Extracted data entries
------------

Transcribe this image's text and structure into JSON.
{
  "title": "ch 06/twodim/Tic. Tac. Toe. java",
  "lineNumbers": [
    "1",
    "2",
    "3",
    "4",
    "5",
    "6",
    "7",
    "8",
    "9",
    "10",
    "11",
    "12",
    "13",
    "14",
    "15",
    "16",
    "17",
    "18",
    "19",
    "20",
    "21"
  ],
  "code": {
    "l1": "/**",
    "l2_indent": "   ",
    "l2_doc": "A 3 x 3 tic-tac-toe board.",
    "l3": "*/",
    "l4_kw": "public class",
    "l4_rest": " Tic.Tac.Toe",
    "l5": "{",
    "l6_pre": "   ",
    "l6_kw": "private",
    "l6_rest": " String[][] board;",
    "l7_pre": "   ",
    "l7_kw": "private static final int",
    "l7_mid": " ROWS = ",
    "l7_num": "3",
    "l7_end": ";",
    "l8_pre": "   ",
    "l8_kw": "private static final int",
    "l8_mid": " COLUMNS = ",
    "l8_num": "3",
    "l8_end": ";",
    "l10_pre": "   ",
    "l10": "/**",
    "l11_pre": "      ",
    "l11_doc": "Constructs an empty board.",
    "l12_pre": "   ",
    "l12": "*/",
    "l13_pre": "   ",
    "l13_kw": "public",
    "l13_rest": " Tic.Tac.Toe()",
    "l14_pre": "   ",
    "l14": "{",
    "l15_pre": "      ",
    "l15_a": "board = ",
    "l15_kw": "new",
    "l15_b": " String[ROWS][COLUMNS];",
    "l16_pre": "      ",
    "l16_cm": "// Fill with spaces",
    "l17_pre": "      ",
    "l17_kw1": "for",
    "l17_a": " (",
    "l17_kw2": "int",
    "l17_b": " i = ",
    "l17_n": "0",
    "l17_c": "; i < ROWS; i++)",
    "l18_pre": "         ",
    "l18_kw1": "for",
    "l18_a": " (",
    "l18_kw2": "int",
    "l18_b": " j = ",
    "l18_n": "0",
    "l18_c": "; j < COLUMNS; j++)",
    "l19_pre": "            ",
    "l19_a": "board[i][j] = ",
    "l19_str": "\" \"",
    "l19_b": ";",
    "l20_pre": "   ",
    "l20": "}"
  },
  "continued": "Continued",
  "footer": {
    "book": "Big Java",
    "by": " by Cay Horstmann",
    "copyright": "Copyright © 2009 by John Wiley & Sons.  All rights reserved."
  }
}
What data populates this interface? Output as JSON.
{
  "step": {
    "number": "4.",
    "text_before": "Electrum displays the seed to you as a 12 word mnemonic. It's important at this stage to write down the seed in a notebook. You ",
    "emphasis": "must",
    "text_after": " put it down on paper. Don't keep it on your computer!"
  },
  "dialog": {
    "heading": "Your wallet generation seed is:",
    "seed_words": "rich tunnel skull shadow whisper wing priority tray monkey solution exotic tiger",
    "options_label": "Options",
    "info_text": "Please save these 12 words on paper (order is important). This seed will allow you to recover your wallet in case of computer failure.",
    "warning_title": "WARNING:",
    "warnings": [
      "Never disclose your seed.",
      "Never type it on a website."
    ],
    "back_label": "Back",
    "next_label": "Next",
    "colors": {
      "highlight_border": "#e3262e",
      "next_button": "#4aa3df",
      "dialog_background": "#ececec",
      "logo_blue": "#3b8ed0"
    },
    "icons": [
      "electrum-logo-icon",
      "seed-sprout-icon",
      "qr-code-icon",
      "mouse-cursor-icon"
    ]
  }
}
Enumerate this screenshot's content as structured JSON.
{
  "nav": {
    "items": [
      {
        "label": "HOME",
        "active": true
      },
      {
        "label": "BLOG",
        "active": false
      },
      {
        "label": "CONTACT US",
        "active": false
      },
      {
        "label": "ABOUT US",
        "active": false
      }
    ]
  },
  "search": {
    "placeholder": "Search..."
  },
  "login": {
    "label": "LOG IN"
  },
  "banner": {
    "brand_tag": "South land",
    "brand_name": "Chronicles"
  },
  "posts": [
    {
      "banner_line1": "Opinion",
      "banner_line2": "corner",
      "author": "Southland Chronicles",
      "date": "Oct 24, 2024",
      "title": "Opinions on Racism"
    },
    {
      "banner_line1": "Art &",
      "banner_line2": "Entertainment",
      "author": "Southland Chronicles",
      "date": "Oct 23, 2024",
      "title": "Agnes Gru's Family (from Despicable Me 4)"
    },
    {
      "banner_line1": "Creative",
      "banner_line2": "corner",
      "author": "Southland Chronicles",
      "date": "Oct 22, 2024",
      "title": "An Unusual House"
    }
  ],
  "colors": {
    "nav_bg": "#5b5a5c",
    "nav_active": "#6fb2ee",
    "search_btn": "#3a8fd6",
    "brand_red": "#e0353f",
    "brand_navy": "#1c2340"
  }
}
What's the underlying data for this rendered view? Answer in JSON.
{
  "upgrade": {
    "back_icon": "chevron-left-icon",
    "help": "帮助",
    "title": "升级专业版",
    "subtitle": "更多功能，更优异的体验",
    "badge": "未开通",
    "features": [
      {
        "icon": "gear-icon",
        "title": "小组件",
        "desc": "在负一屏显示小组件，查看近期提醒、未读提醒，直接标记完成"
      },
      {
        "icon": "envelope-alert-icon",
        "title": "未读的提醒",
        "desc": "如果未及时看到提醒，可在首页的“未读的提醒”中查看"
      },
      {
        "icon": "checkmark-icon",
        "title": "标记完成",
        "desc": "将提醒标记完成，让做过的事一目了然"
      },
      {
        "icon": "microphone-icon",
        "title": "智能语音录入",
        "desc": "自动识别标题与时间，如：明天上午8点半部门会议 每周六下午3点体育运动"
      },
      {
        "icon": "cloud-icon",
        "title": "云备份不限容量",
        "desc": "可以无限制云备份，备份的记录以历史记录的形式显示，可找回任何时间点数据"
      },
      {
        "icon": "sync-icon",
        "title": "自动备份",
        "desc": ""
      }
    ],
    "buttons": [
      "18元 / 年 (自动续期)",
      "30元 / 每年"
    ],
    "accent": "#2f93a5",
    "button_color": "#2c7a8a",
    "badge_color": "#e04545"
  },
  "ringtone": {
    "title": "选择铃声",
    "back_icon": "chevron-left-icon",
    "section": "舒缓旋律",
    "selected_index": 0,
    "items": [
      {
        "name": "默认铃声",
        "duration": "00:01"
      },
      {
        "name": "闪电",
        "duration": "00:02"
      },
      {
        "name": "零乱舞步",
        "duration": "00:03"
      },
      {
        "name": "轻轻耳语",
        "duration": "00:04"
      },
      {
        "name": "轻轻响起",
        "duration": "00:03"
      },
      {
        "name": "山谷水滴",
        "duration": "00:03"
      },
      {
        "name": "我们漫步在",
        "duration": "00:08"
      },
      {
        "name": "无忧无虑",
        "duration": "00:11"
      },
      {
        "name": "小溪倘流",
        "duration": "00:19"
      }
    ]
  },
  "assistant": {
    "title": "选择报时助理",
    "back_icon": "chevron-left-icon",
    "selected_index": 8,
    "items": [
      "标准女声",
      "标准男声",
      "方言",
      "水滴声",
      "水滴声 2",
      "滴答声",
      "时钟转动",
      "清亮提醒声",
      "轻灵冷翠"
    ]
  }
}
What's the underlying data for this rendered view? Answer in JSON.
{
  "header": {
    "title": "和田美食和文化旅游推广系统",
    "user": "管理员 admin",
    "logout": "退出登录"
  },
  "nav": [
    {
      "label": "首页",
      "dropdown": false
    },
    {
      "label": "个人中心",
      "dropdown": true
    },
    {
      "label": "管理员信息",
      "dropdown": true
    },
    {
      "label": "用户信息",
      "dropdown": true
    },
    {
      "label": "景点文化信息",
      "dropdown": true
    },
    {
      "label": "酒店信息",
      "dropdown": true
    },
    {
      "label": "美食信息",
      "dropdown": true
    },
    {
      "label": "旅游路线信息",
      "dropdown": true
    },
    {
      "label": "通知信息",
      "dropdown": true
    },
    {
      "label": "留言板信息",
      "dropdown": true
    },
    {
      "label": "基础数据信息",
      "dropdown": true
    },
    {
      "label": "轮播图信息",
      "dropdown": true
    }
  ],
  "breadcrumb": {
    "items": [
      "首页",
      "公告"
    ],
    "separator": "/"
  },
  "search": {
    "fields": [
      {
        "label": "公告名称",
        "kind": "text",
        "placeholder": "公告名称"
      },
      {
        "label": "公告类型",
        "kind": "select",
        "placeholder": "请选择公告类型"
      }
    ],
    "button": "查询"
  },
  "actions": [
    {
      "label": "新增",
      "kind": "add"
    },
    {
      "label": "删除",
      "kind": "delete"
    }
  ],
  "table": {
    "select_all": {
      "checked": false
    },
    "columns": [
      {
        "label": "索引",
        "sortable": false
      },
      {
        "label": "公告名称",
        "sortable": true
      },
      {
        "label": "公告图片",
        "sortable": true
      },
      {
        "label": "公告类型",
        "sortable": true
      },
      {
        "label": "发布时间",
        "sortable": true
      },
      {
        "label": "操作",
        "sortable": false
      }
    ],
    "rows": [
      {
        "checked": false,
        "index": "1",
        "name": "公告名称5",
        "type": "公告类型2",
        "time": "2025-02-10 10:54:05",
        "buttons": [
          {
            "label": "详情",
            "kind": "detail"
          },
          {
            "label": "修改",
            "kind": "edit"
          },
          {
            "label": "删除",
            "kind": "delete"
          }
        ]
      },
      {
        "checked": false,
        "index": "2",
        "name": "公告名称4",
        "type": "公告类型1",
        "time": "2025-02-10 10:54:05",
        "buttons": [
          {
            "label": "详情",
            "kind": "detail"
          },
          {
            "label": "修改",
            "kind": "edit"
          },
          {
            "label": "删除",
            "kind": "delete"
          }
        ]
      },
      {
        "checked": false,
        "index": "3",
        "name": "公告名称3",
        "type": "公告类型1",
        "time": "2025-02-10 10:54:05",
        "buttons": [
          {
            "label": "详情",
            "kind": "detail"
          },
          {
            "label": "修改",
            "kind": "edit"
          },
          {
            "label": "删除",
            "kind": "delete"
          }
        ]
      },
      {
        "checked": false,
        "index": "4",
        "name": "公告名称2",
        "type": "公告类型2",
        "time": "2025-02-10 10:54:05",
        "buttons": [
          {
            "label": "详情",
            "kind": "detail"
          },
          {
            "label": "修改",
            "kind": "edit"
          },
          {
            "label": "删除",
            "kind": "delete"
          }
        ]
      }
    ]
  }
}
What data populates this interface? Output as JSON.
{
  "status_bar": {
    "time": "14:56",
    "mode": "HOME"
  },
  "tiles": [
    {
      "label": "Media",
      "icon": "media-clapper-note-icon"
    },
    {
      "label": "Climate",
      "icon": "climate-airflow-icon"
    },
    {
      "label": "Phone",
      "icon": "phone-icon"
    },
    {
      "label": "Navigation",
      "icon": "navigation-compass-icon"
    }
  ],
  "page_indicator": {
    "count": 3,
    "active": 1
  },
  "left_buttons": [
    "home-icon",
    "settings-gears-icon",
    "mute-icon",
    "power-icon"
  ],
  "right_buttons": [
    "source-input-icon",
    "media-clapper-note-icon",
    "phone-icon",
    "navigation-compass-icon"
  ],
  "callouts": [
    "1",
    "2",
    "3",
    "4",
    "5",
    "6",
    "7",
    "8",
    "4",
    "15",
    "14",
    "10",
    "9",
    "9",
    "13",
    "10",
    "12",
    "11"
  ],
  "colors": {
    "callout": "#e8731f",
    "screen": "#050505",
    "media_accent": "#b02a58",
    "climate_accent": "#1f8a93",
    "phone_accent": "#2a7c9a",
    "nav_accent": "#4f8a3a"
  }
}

------------

#### DIRECTION:
State, as a number only, how many lines in the entries include "final".

#### SOLUTION FOR THIS PROBLEM:
2